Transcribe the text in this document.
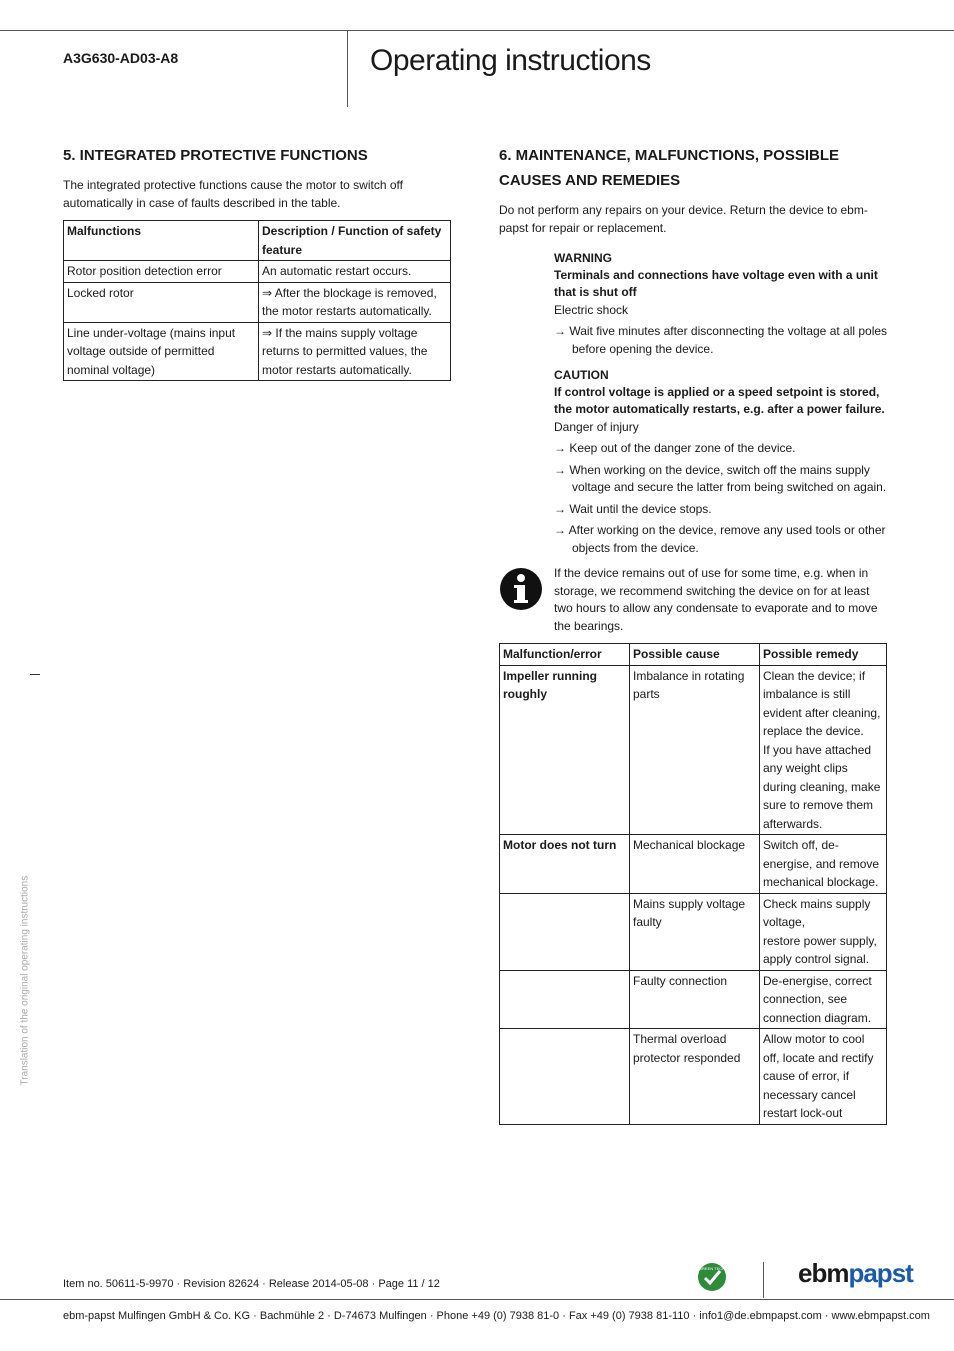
A3G630-AD03-A8	Operating instructions
5. INTEGRATED PROTECTIVE FUNCTIONS

The integrated protective functions cause the motor to switch off automatically in case of faults described in the table.

Malfunctions	Description / Function of safety feature
Rotor position detection error	An automatic restart occurs.
Locked rotor	⇒ After the blockage is removed, the motor restarts automatically.
Line under-voltage (mains input voltage outside of permitted nominal voltage)	⇒ If the mains supply voltage returns to permitted values, the motor restarts automatically.
6. MAINTENANCE, MALFUNCTIONS, POSSIBLE CAUSES AND REMEDIES

Do not perform any repairs on your device. Return the device to ebm-papst for repair or replacement.

WARNING
Terminals and connections have voltage even with a unit that is shut off
Electric shock

→ Wait five minutes after disconnecting the voltage at all poles before opening the device.

CAUTION
If control voltage is applied or a speed setpoint is stored, the motor automatically restarts, e.g. after a power failure.
Danger of injury

→ Keep out of the danger zone of the device.

→ When working on the device, switch off the mains supply voltage and secure the latter from being switched on again.

→ Wait until the device stops.

→ After working on the device, remove any used tools or other objects from the device.

If the device remains out of use for some time, e.g. when in storage, we recommend switching the device on for at least two hours to allow any condensate to evaporate and to move the bearings.
Malfunction/error	Possible cause	Possible remedy
Impeller running roughly	Imbalance in rotating parts	Clean the device; if imbalance is still evident after cleaning, replace the device.
If you have attached any weight clips during cleaning, make sure to remove them afterwards.
Motor does not turn	Mechanical blockage	Switch off, de-energise, and remove mechanical blockage.
	Mains supply voltage faulty	Check mains supply voltage,
restore power supply,
apply control signal.
	Faulty connection	De-energise, correct connection, see connection diagram.
	Thermal overload protector responded	Allow motor to cool off, locate and rectify cause of error, if necessary cancel restart lock-out
Translation of the original operating instructions
Item no. 50611-5-9970 · Revision 82624 · Release 2014-05-08 · Page 11 / 12
GREEN TECH	ebmpapst
ebm-papst Mulfingen GmbH & Co. KG · Bachmühle 2 · D-74673 Mulfingen · Phone +49 (0) 7938 81-0 · Fax +49 (0) 7938 81-110 · info1@de.ebmpapst.com · www.ebmpapst.com
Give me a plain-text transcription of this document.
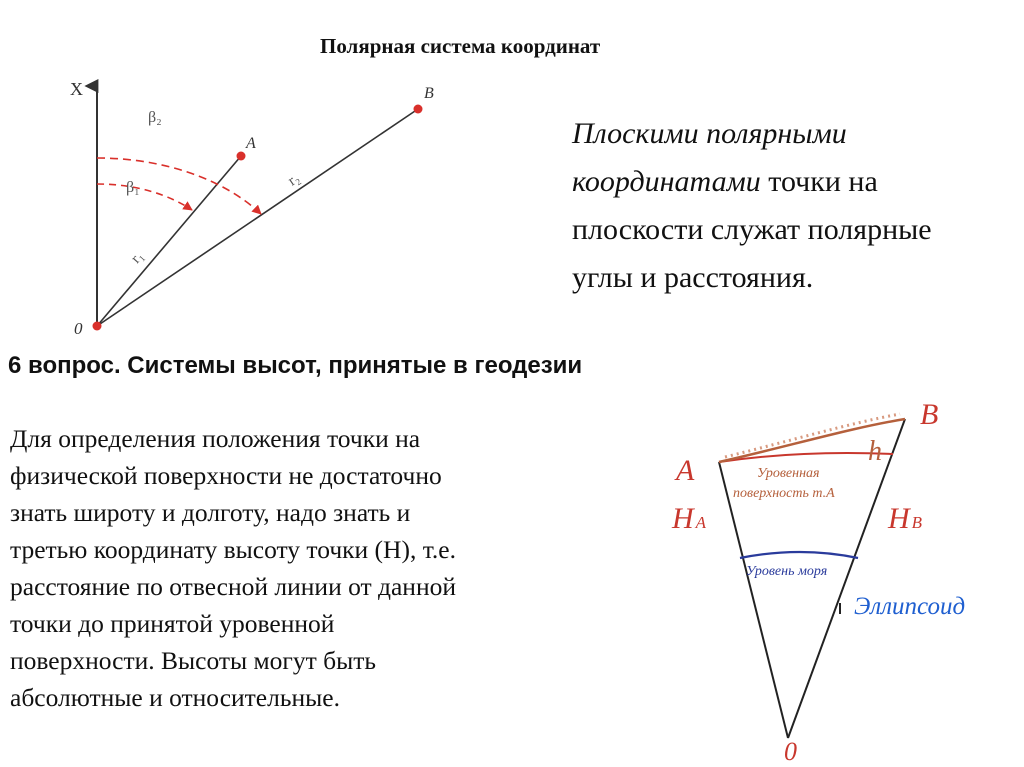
Полярная система координат
X
A
B
0
β₂
β₁
r₁
r₂
B
A
h
H A	H B
Уровенная
поверхность т.А
Уровень моря
Эллипсоид
0
Плоскими полярными координатами точки на плоскости служат полярные углы и расстояния.
6 вопрос. Системы высот, принятые в геодезии
Для определения положения точки на
физической поверхности не достаточно
знать широту и долготу, надо знать и
третью координату высоту точки (Н), т.е.
расстояние по отвесной линии от данной
точки до принятой уровенной
поверхности. Высоты могут быть
абсолютные и относительные.
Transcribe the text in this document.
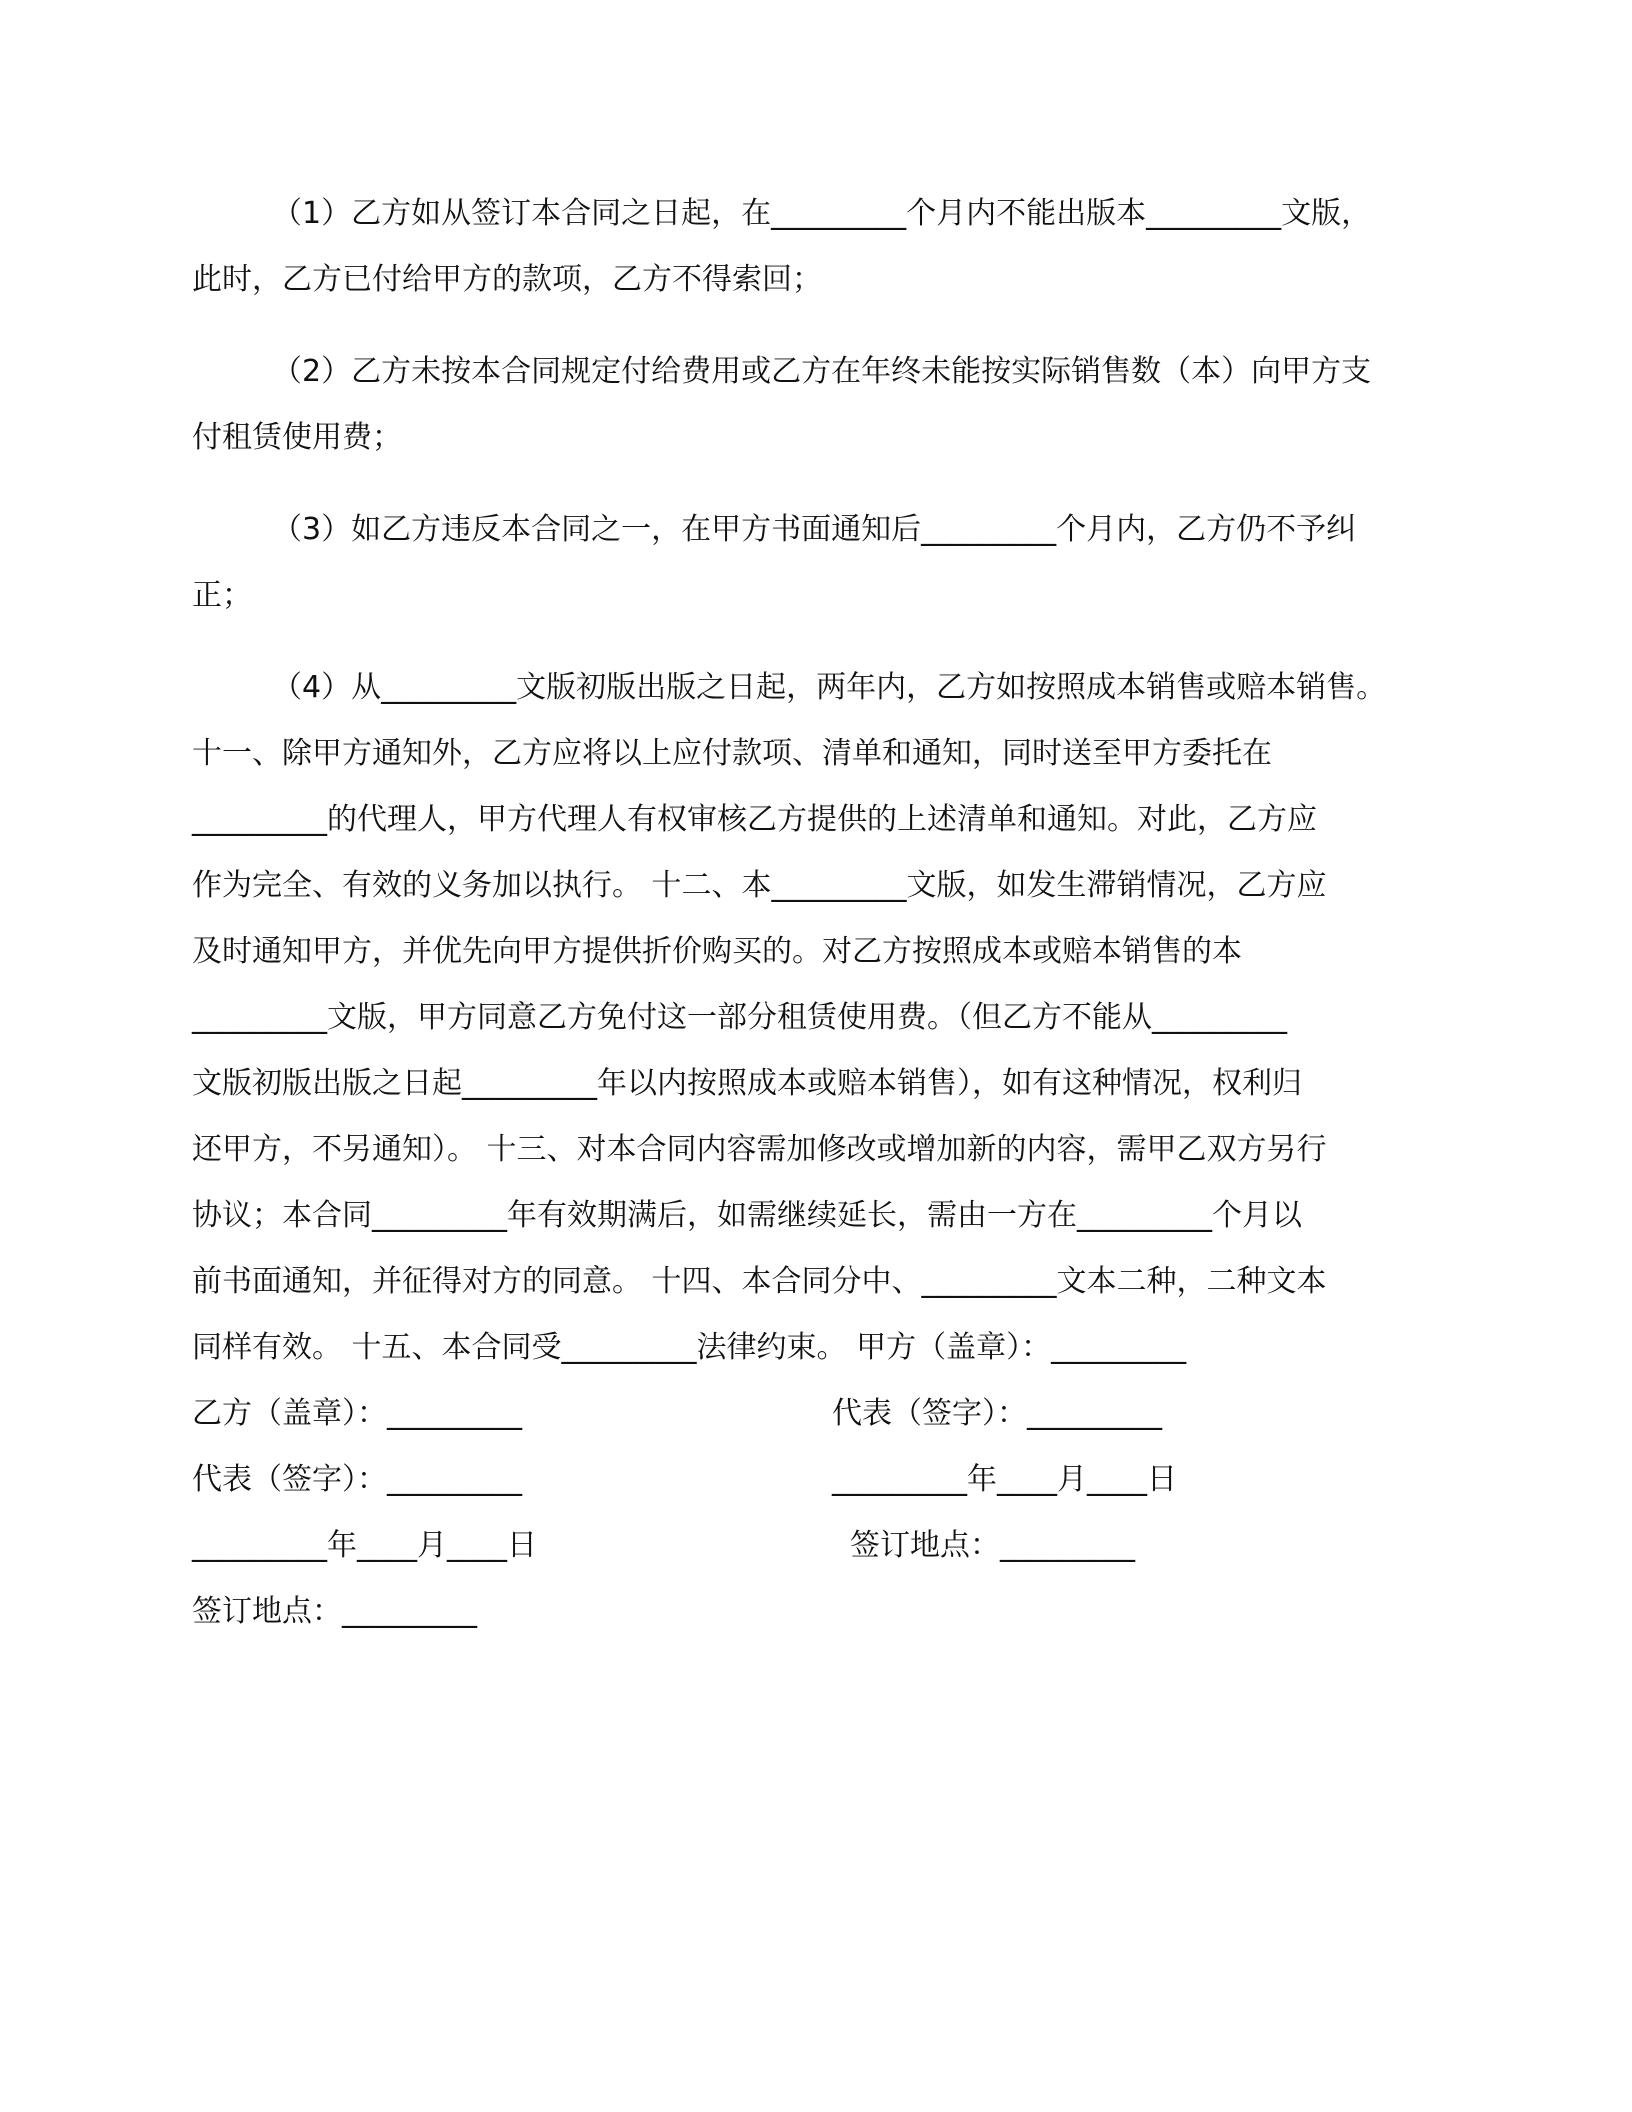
（1）乙方如从签订本合同之日起，在_________个月内不能出版本_________文版，
此时，乙方已付给甲方的款项，乙方不得索回；
（2）乙方未按本合同规定付给费用或乙方在年终未能按实际销售数（本）向甲方支
付租赁使用费；
（3）如乙方违反本合同之一，在甲方书面通知后_________个月内，乙方仍不予纠
正；
（4）从_________文版初版出版之日起，两年内，乙方如按照成本销售或赔本销售。
十一、除甲方通知外，乙方应将以上应付款项、清单和通知，同时送至甲方委托在
_________的代理人，甲方代理人有权审核乙方提供的上述清单和通知。对此，乙方应
作为完全、有效的义务加以执行。 十二、本_________文版，如发生滞销情况，乙方应
及时通知甲方，并优先向甲方提供折价购买的。对乙方按照成本或赔本销售的本
_________文版，甲方同意乙方免付这一部分租赁使用费。（但乙方不能从_________
文版初版出版之日起_________年以内按照成本或赔本销售），如有这种情况，权利归
还甲方，不另通知）。 十三、对本合同内容需加修改或增加新的内容，需甲乙双方另行
协议；本合同_________年有效期满后，如需继续延长，需由一方在_________个月以
前书面通知，并征得对方的同意。 十四、本合同分中、_________文本二种，二种文本
同样有效。 十五、本合同受_________法律约束。 甲方（盖章）：_________
乙方（盖章）：_________	代表（签字）：_________
代表（签字）：_________	_________年____月____日
_________年____月____日	签订地点：_________
签订地点：_________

○ ○ ○

Instructions for the task >> Without the pictures, restate each entry exactly.

Finished answer >>
Transcribe the text in this document.
A3G630-AD03-A8	Operating instructions
5. INTEGRATED PROTECTIVE FUNCTIONS

The integrated protective functions cause the motor to switch off automatically in case of faults described in the table.

Malfunctions	Description / Function of safety feature
Rotor position detection error	An automatic restart occurs.
Locked rotor	⇒ After the blockage is removed, the motor restarts automatically.
Line under-voltage (mains input voltage outside of permitted nominal voltage)	⇒ If the mains supply voltage returns to permitted values, the motor restarts automatically.
6. MAINTENANCE, MALFUNCTIONS, POSSIBLE CAUSES AND REMEDIES

Do not perform any repairs on your device. Return the device to ebm-papst for repair or replacement.

WARNING
Terminals and connections have voltage even with a unit that is shut off
Electric shock

→ Wait five minutes after disconnecting the voltage at all poles before opening the device.

CAUTION
If control voltage is applied or a speed setpoint is stored, the motor automatically restarts, e.g. after a power failure.
Danger of injury

→ Keep out of the danger zone of the device.

→ When working on the device, switch off the mains supply voltage and secure the latter from being switched on again.

→ Wait until the device stops.

→ After working on the device, remove any used tools or other objects from the device.

If the device remains out of use for some time, e.g. when in storage, we recommend switching the device on for at least two hours to allow any condensate to evaporate and to move the bearings.
Malfunction/error	Possible cause	Possible remedy
Impeller running roughly	Imbalance in rotating parts	Clean the device; if imbalance is still evident after cleaning, replace the device.
If you have attached any weight clips during cleaning, make sure to remove them afterwards.
Motor does not turn	Mechanical blockage	Switch off, de-energise, and remove mechanical blockage.
	Mains supply voltage faulty	Check mains supply voltage,
restore power supply,
apply control signal.
	Faulty connection	De-energise, correct connection, see connection diagram.
	Thermal overload protector responded	Allow motor to cool off, locate and rectify cause of error, if necessary cancel restart lock-out
Translation of the original operating instructions
Item no. 50611-5-9970 · Revision 82624 · Release 2014-05-08 · Page 11 / 12
GREEN TECH	ebmpapst
ebm-papst Mulfingen GmbH & Co. KG · Bachmühle 2 · D-74673 Mulfingen · Phone +49 (0) 7938 81-0 · Fax +49 (0) 7938 81-110 · info1@de.ebmpapst.com · www.ebmpapst.com
Give me a plain-text transcription of this document.
Полярная система координат
X
A
B
0
β₂
β₁
r₁
r₂
B
A
h
H A	H B
Уровенная
поверхность т.А
Уровень моря
Эллипсоид
0
Плоскими полярными координатами точки на плоскости служат полярные углы и расстояния.
6 вопрос. Системы высот, принятые в геодезии
Для определения положения точки на
физической поверхности не достаточно
знать широту и долготу, надо знать и
третью координату высоту точки (Н), т.е.
расстояние по отвесной линии от данной
точки до принятой уровенной
поверхности. Высоты могут быть
абсолютные и относительные.
Transcribe the text in this document.
（1）乙方如从签订本合同之日起，在_________个月内不能出版本_________文版，
此时，乙方已付给甲方的款项，乙方不得索回；
（2）乙方未按本合同规定付给费用或乙方在年终未能按实际销售数（本）向甲方支
付租赁使用费；
（3）如乙方违反本合同之一，在甲方书面通知后_________个月内，乙方仍不予纠
正；
（4）从_________文版初版出版之日起，两年内，乙方如按照成本销售或赔本销售。
十一、除甲方通知外，乙方应将以上应付款项、清单和通知，同时送至甲方委托在
_________的代理人，甲方代理人有权审核乙方提供的上述清单和通知。对此，乙方应
作为完全、有效的义务加以执行。 十二、本_________文版，如发生滞销情况，乙方应
及时通知甲方，并优先向甲方提供折价购买的。对乙方按照成本或赔本销售的本
_________文版，甲方同意乙方免付这一部分租赁使用费。（但乙方不能从_________
文版初版出版之日起_________年以内按照成本或赔本销售），如有这种情况，权利归
还甲方，不另通知）。 十三、对本合同内容需加修改或增加新的内容，需甲乙双方另行
协议；本合同_________年有效期满后，如需继续延长，需由一方在_________个月以
前书面通知，并征得对方的同意。 十四、本合同分中、_________文本二种，二种文本
同样有效。 十五、本合同受_________法律约束。 甲方（盖章）：_________
乙方（盖章）：_________	代表（签字）：_________
代表（签字）：_________	_________年____月____日
_________年____月____日	签订地点：_________
签订地点：_________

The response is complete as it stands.